-- START OF Task input --

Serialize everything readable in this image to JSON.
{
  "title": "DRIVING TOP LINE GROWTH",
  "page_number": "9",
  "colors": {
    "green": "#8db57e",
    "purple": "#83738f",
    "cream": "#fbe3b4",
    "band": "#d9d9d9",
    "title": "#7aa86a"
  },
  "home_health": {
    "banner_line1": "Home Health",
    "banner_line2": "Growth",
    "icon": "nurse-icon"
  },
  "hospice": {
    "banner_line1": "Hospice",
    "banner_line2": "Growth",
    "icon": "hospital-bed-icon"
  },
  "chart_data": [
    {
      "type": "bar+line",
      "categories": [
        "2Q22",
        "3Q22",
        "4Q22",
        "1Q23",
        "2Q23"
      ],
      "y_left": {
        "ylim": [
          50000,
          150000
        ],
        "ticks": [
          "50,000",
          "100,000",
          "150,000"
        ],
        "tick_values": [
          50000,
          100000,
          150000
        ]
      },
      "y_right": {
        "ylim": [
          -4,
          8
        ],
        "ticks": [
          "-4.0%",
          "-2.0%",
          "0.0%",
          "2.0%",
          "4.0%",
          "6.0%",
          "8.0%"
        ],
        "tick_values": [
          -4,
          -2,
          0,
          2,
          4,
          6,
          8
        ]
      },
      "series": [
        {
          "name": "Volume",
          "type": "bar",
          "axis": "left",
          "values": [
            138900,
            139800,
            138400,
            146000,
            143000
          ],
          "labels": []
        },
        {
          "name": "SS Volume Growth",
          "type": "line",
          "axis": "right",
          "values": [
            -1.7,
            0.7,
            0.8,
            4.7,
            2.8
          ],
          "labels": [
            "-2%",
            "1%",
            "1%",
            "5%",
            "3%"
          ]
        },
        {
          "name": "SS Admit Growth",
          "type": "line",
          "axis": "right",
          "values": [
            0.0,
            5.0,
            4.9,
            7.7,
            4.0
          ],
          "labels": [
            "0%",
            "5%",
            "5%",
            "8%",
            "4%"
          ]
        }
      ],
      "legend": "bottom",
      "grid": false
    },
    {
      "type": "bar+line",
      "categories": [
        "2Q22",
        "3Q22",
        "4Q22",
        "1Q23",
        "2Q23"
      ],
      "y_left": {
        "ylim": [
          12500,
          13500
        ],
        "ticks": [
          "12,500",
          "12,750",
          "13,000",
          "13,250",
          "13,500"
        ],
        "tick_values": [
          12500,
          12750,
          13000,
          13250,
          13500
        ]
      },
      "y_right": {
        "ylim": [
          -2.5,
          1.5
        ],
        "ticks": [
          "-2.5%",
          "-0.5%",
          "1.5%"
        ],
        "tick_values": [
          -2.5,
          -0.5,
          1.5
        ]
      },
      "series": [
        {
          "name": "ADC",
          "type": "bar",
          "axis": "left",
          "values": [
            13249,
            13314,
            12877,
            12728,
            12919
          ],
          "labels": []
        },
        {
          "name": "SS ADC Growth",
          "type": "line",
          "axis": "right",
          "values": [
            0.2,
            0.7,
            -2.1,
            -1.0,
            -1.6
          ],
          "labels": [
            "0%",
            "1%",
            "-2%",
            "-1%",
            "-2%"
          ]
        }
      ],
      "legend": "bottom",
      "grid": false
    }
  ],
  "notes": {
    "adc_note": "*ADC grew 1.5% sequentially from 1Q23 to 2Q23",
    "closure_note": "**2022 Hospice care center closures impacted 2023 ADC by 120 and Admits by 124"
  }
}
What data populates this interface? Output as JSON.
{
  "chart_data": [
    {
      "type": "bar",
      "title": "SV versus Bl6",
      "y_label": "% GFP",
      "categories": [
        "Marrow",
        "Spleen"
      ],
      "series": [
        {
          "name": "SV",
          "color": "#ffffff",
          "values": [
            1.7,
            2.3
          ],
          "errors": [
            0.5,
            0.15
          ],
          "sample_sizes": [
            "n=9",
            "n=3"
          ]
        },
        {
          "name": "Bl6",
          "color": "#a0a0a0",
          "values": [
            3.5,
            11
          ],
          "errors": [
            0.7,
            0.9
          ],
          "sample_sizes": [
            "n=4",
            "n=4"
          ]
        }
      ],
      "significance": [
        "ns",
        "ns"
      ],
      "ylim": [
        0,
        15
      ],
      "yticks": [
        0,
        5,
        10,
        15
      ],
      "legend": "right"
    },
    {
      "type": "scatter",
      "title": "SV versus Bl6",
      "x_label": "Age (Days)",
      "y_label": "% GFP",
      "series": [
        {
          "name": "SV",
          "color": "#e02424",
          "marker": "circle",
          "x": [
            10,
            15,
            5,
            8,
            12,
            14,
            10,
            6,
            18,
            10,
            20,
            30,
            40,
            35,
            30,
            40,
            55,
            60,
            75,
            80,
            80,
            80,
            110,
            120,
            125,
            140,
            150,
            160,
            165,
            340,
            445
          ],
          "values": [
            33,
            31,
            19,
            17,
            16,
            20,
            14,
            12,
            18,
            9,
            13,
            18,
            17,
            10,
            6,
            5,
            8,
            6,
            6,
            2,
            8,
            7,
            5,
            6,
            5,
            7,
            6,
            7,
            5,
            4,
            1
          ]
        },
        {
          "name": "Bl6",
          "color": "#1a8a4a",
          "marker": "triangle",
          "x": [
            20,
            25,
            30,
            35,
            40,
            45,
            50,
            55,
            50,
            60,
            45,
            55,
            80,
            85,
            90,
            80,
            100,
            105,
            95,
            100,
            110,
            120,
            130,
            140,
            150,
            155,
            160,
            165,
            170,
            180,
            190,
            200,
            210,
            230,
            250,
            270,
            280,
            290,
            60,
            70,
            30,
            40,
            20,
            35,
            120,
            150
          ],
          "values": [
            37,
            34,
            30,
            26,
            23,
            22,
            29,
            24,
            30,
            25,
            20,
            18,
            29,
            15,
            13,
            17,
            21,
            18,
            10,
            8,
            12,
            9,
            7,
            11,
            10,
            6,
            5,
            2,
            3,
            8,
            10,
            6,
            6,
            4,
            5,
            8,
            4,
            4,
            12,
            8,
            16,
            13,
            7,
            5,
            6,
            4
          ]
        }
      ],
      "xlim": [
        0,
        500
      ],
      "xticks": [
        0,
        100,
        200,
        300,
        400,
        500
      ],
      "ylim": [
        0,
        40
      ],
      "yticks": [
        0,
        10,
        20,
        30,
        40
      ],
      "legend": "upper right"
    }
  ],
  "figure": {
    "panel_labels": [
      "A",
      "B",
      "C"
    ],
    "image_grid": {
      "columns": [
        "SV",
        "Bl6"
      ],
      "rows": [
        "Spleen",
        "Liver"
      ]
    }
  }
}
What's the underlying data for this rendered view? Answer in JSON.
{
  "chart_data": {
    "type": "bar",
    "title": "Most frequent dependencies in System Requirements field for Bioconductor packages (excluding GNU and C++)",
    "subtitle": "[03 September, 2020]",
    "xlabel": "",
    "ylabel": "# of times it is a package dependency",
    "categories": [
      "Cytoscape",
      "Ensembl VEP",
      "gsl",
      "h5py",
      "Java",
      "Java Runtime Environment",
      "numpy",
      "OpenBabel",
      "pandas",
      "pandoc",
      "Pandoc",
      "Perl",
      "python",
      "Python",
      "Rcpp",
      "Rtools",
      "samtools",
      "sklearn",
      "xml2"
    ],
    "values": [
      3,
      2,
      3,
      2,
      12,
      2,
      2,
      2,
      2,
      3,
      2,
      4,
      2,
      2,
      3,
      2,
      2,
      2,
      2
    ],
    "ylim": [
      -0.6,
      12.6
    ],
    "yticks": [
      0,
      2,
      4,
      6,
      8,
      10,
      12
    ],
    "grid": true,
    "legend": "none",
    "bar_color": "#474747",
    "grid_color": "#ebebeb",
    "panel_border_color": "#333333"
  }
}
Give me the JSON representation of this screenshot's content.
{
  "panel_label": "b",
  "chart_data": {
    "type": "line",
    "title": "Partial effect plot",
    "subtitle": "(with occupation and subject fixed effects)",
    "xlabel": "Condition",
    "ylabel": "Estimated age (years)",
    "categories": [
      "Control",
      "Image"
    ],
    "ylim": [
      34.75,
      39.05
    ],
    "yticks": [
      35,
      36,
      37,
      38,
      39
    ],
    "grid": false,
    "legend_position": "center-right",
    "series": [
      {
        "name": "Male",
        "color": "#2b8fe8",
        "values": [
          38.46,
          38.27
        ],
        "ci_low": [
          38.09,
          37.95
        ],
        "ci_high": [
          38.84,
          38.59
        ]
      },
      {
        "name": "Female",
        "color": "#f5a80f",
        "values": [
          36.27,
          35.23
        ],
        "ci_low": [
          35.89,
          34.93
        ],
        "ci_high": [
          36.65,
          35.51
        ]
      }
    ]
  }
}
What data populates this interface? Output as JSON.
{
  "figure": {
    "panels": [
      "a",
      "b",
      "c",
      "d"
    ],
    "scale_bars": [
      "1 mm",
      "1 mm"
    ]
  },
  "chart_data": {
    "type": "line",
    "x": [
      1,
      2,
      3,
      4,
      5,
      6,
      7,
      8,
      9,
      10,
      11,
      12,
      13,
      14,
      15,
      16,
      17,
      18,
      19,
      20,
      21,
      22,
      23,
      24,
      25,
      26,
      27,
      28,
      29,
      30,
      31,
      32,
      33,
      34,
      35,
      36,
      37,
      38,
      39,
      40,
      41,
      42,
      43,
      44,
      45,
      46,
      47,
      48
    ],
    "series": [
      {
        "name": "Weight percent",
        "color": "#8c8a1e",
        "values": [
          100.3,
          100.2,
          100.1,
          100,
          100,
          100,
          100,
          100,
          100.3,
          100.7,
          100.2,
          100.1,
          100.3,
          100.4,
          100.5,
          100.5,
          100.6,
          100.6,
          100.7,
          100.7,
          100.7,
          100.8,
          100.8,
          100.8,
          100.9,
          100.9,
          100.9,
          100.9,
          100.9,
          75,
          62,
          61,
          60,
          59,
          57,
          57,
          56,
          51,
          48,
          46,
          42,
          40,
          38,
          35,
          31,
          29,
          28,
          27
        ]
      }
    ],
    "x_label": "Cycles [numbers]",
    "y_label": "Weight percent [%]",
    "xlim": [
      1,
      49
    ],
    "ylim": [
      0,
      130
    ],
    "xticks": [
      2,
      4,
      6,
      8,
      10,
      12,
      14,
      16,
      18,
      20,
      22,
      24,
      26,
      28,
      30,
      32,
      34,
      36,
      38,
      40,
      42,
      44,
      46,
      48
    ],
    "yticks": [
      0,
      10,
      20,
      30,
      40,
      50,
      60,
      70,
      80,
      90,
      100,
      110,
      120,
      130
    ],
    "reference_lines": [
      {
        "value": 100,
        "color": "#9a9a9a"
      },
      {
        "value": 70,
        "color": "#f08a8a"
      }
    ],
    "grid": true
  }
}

-- END OF Task input --

__Problem description__: Pick out every line holding the string "center" and return it.

__Written answer__:
    "closure_note": "**2022 Hospice care center closures impacted 2023 ADC by 120 and Admits by 124"
    "legend_position": "center-right",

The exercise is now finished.